## Task
Your answer is a single number: how many lines hold the word "screenshot"?

-- start --

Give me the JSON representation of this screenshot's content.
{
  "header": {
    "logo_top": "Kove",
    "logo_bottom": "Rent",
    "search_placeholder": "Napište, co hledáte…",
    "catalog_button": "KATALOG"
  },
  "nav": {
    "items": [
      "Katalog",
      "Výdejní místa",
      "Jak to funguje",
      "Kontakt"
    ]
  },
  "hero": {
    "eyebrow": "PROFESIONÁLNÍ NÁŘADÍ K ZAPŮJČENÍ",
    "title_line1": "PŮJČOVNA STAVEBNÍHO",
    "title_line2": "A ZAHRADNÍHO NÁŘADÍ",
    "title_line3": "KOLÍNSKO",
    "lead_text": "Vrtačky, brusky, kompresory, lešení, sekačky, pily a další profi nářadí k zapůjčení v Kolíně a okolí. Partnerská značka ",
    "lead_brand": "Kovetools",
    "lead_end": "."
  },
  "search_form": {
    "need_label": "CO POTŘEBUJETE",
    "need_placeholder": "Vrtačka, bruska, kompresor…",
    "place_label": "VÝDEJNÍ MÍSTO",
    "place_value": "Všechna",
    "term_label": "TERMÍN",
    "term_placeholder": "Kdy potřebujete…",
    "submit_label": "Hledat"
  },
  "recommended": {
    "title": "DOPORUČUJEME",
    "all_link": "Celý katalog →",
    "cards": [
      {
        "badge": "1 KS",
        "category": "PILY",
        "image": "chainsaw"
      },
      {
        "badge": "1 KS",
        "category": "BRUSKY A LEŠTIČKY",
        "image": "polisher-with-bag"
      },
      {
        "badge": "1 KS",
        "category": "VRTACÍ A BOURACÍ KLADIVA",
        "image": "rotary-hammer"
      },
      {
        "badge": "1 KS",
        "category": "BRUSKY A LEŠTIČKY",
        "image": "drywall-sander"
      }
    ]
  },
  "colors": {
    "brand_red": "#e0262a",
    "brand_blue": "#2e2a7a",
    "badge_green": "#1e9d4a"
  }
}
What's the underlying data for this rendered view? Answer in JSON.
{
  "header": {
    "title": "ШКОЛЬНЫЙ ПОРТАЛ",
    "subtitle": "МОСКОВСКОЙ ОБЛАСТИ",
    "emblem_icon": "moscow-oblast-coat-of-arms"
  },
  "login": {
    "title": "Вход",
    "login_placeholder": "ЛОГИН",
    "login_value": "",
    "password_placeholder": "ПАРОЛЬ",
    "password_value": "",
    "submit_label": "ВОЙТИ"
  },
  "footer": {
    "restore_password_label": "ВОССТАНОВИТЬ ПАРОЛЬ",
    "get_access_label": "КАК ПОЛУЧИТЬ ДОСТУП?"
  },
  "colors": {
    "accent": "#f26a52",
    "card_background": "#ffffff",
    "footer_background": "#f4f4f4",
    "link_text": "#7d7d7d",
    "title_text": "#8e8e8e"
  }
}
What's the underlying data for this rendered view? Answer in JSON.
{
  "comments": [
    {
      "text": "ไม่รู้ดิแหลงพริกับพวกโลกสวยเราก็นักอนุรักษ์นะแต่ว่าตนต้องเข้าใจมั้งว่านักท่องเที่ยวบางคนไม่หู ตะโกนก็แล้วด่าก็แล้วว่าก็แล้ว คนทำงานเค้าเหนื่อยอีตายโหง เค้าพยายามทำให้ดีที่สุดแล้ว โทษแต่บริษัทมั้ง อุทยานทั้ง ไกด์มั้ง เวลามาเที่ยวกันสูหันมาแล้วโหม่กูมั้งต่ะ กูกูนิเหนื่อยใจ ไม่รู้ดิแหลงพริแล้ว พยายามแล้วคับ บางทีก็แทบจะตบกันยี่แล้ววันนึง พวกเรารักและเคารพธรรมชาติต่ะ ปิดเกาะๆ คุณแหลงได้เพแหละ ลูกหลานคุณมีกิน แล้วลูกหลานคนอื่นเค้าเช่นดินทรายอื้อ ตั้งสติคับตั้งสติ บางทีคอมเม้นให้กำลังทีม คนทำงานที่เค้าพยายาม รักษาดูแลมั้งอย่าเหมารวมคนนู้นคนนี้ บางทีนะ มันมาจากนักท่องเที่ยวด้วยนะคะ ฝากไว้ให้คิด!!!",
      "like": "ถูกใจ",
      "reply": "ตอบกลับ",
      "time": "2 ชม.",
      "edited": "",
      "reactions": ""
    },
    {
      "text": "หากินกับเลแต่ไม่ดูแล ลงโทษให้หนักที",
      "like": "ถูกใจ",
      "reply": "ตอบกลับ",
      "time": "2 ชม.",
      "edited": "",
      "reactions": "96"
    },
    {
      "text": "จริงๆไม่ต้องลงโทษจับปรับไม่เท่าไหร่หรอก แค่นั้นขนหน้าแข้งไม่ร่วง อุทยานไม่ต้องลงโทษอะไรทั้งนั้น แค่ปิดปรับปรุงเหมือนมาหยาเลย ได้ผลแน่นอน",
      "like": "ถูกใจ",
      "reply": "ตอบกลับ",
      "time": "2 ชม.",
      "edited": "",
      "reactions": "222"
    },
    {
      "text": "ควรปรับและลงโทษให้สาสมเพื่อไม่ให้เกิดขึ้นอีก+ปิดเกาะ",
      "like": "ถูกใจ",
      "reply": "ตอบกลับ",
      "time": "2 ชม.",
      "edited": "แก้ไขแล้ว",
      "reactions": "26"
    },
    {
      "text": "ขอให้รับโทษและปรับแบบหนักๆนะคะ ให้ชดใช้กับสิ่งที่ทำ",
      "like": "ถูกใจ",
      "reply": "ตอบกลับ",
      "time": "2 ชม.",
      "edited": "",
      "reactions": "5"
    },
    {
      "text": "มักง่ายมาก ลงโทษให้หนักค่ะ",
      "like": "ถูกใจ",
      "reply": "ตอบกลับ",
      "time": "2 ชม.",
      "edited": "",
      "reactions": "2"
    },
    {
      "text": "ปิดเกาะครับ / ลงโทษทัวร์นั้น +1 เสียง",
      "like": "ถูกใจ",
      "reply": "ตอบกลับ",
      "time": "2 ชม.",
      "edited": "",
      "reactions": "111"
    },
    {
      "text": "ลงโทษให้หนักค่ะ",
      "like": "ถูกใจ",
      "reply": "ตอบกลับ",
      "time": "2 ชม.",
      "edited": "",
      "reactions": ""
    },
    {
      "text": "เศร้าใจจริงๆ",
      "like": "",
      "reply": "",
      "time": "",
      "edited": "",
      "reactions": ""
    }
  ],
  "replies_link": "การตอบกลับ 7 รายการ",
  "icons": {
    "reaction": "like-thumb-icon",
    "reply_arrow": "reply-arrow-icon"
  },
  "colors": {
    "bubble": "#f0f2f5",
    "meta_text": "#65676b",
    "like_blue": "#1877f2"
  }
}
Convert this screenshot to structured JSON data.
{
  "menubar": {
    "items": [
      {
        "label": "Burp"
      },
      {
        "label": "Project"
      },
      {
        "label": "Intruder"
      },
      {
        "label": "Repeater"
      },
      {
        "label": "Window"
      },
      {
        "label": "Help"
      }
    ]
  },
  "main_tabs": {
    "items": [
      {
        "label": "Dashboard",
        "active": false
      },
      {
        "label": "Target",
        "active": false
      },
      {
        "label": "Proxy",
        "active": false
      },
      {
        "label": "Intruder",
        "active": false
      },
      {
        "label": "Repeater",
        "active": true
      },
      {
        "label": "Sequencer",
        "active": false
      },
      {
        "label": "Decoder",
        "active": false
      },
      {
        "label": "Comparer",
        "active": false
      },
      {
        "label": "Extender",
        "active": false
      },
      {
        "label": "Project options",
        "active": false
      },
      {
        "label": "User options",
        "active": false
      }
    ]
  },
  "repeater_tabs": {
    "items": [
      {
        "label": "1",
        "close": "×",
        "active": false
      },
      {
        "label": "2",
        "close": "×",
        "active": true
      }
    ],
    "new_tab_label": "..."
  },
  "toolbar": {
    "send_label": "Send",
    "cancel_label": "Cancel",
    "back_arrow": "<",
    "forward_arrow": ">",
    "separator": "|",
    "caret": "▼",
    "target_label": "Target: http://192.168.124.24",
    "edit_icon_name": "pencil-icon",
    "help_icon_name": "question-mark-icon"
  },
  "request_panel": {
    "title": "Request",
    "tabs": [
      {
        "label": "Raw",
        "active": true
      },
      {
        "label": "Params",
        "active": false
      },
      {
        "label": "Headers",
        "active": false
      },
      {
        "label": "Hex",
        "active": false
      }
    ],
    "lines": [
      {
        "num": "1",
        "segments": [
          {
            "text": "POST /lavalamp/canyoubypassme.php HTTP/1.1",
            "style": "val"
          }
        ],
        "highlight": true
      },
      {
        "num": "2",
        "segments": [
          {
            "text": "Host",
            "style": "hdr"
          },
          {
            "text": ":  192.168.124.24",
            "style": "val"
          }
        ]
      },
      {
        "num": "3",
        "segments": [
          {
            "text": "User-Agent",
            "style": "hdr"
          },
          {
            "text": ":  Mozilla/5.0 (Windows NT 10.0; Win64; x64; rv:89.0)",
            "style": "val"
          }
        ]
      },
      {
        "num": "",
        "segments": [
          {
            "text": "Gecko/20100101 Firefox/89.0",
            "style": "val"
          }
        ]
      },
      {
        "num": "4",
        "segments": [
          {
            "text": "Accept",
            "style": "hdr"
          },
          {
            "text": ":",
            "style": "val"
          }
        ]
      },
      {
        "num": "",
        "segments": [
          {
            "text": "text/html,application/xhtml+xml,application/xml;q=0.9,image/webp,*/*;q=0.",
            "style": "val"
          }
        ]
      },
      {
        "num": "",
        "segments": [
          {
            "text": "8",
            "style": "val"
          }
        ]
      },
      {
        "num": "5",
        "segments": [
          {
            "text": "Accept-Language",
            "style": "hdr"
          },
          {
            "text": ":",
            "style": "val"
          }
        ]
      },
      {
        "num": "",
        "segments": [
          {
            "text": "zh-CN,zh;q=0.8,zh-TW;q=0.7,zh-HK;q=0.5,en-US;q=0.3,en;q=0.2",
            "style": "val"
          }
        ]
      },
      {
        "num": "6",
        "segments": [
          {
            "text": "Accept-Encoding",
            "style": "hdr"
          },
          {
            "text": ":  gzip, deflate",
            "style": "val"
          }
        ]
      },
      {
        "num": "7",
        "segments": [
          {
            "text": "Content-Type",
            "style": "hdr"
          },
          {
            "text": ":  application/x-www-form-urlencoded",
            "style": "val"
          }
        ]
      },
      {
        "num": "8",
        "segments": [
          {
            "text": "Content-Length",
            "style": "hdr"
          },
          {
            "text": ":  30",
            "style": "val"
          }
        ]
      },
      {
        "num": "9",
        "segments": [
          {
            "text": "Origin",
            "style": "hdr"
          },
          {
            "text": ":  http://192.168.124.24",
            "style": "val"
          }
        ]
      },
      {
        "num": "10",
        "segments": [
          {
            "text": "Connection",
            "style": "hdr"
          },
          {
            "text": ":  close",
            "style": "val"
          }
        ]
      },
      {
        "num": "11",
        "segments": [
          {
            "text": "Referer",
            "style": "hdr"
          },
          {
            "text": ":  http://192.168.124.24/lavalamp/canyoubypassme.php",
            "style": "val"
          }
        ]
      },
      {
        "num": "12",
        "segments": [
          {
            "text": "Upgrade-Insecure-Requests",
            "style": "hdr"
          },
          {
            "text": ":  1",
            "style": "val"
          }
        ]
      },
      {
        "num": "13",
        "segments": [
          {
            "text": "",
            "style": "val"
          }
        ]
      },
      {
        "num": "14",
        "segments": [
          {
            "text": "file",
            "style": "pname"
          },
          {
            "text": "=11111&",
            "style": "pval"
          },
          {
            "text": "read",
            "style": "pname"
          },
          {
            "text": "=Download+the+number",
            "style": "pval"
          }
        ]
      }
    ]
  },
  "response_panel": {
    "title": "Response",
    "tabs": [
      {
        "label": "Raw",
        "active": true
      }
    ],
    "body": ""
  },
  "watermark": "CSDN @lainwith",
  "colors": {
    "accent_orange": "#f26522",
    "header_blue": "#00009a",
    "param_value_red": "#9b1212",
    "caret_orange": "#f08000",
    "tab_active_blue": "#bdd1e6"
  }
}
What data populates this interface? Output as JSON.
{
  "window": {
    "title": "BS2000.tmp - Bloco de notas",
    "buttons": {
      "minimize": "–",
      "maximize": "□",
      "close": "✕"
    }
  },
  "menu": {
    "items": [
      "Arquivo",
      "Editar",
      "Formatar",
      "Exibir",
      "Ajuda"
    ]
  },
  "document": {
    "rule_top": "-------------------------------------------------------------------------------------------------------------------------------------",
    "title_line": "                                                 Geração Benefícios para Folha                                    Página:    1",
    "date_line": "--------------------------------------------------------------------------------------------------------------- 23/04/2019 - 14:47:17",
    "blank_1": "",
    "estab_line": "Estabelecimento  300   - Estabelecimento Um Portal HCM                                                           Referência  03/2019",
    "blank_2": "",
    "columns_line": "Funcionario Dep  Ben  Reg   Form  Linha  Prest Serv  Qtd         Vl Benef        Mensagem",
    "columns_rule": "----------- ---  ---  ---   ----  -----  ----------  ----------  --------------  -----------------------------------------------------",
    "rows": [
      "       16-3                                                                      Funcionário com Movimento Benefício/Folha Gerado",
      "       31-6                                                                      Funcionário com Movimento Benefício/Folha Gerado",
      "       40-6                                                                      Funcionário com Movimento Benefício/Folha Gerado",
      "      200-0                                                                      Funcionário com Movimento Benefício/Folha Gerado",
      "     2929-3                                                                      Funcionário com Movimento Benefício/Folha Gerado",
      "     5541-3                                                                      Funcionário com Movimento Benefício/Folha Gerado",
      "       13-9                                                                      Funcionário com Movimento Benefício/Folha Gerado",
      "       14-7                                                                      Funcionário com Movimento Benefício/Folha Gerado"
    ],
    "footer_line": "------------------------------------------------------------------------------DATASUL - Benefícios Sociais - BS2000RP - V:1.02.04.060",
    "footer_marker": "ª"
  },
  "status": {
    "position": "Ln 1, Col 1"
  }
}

-- end --

## Result
2